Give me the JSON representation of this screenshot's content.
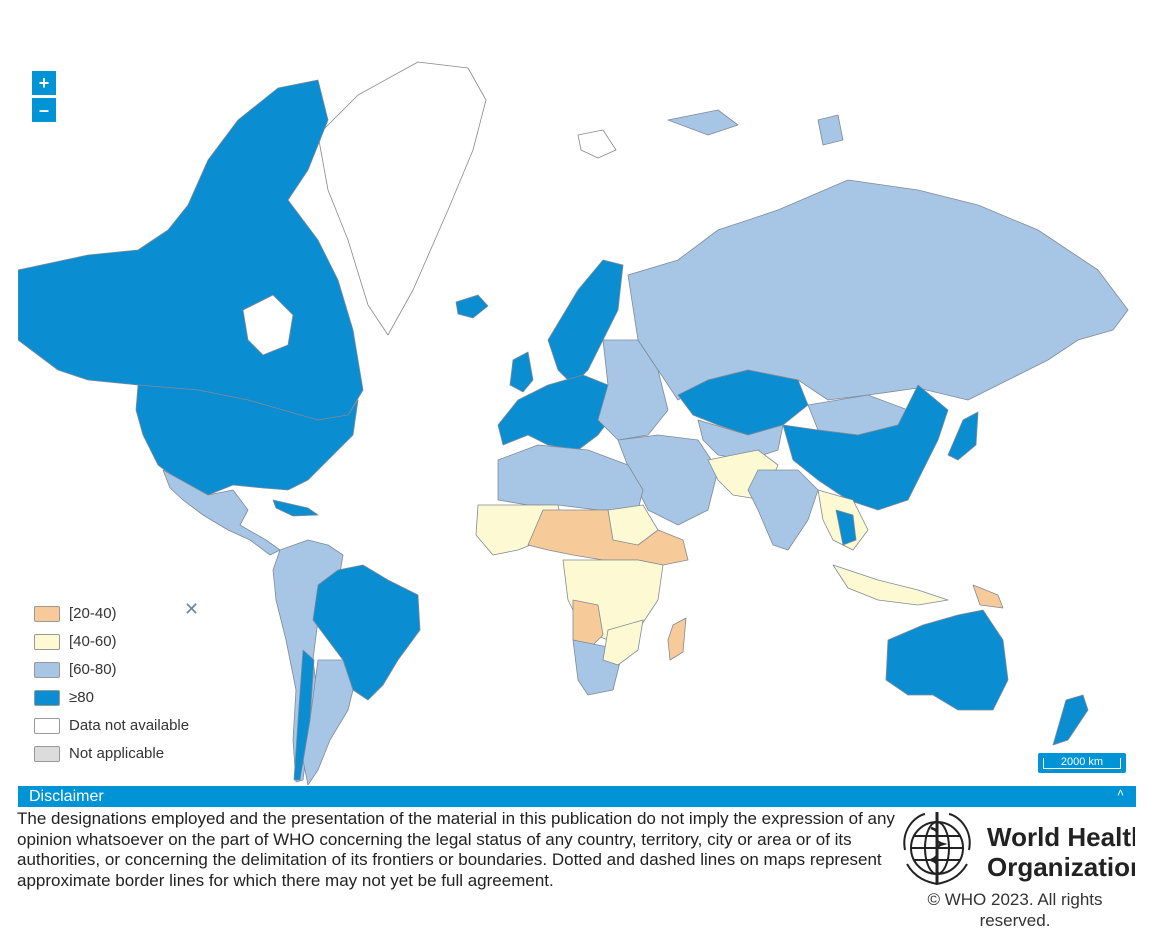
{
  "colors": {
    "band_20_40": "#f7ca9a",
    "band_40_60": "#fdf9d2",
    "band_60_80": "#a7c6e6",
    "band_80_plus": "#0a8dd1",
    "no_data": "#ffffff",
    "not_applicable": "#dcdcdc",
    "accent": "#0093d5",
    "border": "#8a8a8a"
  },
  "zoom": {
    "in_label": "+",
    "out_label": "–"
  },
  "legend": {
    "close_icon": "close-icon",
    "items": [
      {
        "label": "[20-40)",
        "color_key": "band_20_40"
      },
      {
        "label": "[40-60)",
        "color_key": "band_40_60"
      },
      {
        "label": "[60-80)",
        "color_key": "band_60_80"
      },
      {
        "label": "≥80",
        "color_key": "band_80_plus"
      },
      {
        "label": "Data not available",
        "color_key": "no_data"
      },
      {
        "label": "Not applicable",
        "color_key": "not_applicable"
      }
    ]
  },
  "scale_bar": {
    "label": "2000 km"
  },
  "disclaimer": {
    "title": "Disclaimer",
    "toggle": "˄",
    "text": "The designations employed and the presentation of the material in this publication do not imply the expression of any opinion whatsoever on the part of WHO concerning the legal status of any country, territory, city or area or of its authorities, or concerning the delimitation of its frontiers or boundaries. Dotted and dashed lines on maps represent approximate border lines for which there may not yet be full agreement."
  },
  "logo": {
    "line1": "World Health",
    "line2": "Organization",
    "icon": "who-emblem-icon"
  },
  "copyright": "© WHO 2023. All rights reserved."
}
□ □ □
§ GIVEN REQUEST: Tally the lines of the data that contain the string "this" and report the total alone.

§ FINISHED ANSWER: 2